__WHAT YOU SHOULD DO__. Set down every entry again word for word, please, but skip the pictures.

Collected data entries:

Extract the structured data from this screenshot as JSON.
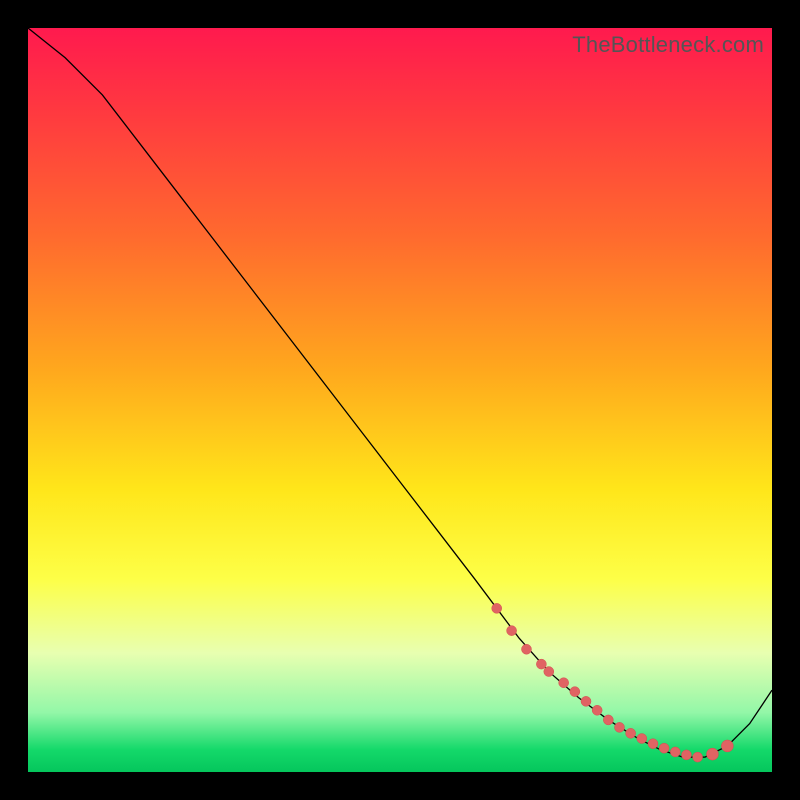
{
  "watermark": "TheBottleneck.com",
  "colors": {
    "background": "#000000",
    "curve": "#000000",
    "marker": "#e06363"
  },
  "chart_data": {
    "type": "line",
    "title": "",
    "xlabel": "",
    "ylabel": "",
    "xlim": [
      0,
      100
    ],
    "ylim": [
      0,
      100
    ],
    "grid": false,
    "legend": false,
    "series": [
      {
        "name": "bottleneck-curve",
        "x": [
          0,
          5,
          10,
          15,
          20,
          25,
          30,
          35,
          40,
          45,
          50,
          55,
          60,
          63,
          66,
          70,
          74,
          78,
          82,
          85,
          88,
          91,
          94,
          97,
          100
        ],
        "y": [
          100,
          96,
          91,
          84.5,
          78,
          71.5,
          65,
          58.5,
          52,
          45.5,
          39,
          32.5,
          26,
          22,
          18,
          13.5,
          10,
          7,
          4.5,
          3,
          2,
          2,
          3.5,
          6.5,
          11
        ]
      }
    ],
    "markers": {
      "name": "highlight-points",
      "x": [
        63,
        65,
        67,
        69,
        70,
        72,
        73.5,
        75,
        76.5,
        78,
        79.5,
        81,
        82.5,
        84,
        85.5,
        87,
        88.5,
        90,
        92,
        94
      ],
      "y": [
        22,
        19,
        16.5,
        14.5,
        13.5,
        12,
        10.8,
        9.5,
        8.3,
        7,
        6,
        5.2,
        4.5,
        3.8,
        3.2,
        2.7,
        2.3,
        2,
        2.4,
        3.5
      ],
      "r": [
        5,
        5,
        5,
        5,
        5,
        5,
        5,
        5,
        5,
        5,
        5,
        5,
        5,
        5,
        5,
        5,
        5,
        5,
        6,
        6
      ]
    }
  }
}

__FINAL ANSWER__.
Extract the structured data from this screenshot as JSON.
{
  "watermark": "TheBottleneck.com",
  "colors": {
    "background": "#000000",
    "curve": "#000000",
    "marker": "#e06363"
  },
  "chart_data": {
    "type": "line",
    "title": "",
    "xlabel": "",
    "ylabel": "",
    "xlim": [
      0,
      100
    ],
    "ylim": [
      0,
      100
    ],
    "grid": false,
    "legend": false,
    "series": [
      {
        "name": "bottleneck-curve",
        "x": [
          0,
          5,
          10,
          15,
          20,
          25,
          30,
          35,
          40,
          45,
          50,
          55,
          60,
          63,
          66,
          70,
          74,
          78,
          82,
          85,
          88,
          91,
          94,
          97,
          100
        ],
        "y": [
          100,
          96,
          91,
          84.5,
          78,
          71.5,
          65,
          58.5,
          52,
          45.5,
          39,
          32.5,
          26,
          22,
          18,
          13.5,
          10,
          7,
          4.5,
          3,
          2,
          2,
          3.5,
          6.5,
          11
        ]
      }
    ],
    "markers": {
      "name": "highlight-points",
      "x": [
        63,
        65,
        67,
        69,
        70,
        72,
        73.5,
        75,
        76.5,
        78,
        79.5,
        81,
        82.5,
        84,
        85.5,
        87,
        88.5,
        90,
        92,
        94
      ],
      "y": [
        22,
        19,
        16.5,
        14.5,
        13.5,
        12,
        10.8,
        9.5,
        8.3,
        7,
        6,
        5.2,
        4.5,
        3.8,
        3.2,
        2.7,
        2.3,
        2,
        2.4,
        3.5
      ],
      "r": [
        5,
        5,
        5,
        5,
        5,
        5,
        5,
        5,
        5,
        5,
        5,
        5,
        5,
        5,
        5,
        5,
        5,
        5,
        6,
        6
      ]
    }
  }
}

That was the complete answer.